## SHORT EXERCISE
Of all the lines in the material, how many contain the word "Polling"? State the number alone.

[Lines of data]
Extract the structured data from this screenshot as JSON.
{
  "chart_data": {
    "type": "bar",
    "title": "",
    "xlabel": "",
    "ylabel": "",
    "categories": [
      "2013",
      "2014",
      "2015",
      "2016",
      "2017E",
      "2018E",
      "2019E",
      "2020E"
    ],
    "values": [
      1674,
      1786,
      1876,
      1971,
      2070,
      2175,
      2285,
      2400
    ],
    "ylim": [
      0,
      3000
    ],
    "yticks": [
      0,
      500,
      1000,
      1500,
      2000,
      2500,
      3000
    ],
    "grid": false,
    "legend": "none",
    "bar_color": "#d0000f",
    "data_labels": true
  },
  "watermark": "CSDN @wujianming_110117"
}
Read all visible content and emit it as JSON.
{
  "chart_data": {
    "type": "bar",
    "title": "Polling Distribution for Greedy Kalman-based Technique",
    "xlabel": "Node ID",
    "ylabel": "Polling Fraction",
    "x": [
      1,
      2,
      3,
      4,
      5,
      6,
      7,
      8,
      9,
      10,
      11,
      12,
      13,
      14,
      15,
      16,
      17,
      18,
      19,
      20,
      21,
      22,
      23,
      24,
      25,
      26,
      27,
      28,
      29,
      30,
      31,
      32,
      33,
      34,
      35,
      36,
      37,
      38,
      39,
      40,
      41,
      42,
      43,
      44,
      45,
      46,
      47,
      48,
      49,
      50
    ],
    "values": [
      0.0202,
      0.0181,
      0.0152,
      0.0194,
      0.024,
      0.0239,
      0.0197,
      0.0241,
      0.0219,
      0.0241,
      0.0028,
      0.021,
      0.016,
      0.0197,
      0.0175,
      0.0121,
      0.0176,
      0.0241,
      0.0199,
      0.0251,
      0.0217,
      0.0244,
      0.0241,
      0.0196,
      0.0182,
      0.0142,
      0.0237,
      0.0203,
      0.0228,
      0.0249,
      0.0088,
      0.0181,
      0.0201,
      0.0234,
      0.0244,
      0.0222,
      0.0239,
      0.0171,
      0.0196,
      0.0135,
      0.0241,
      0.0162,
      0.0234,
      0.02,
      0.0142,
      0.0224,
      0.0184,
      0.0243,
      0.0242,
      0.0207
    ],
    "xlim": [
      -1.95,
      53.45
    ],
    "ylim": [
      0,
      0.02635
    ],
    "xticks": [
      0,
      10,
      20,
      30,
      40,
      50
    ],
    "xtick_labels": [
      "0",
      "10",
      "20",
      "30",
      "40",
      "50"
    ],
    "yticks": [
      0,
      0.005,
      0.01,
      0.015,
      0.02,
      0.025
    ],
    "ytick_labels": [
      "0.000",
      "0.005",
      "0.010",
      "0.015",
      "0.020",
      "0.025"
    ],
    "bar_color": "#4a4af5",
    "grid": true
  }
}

## FINISHED EXERCISE
2